═════ Data supplied

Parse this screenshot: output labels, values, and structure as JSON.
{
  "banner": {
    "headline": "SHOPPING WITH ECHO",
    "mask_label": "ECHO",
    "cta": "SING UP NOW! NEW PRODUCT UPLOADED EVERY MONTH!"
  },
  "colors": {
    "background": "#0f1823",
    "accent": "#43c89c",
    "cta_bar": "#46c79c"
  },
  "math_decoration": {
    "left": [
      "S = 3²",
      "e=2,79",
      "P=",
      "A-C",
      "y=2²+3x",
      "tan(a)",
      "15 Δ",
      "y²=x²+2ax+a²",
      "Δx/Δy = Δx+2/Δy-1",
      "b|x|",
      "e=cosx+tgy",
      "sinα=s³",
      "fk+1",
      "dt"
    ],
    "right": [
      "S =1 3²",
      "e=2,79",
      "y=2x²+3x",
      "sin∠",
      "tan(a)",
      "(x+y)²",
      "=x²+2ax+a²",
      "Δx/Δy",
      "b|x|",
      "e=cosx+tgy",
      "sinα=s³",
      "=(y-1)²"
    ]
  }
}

══════════

# Work to complete:
Scan the lines for the string "ECHO". Copy out each line that matches.

# Exercise result:
    "headline": "SHOPPING WITH ECHO",
    "mask_label": "ECHO",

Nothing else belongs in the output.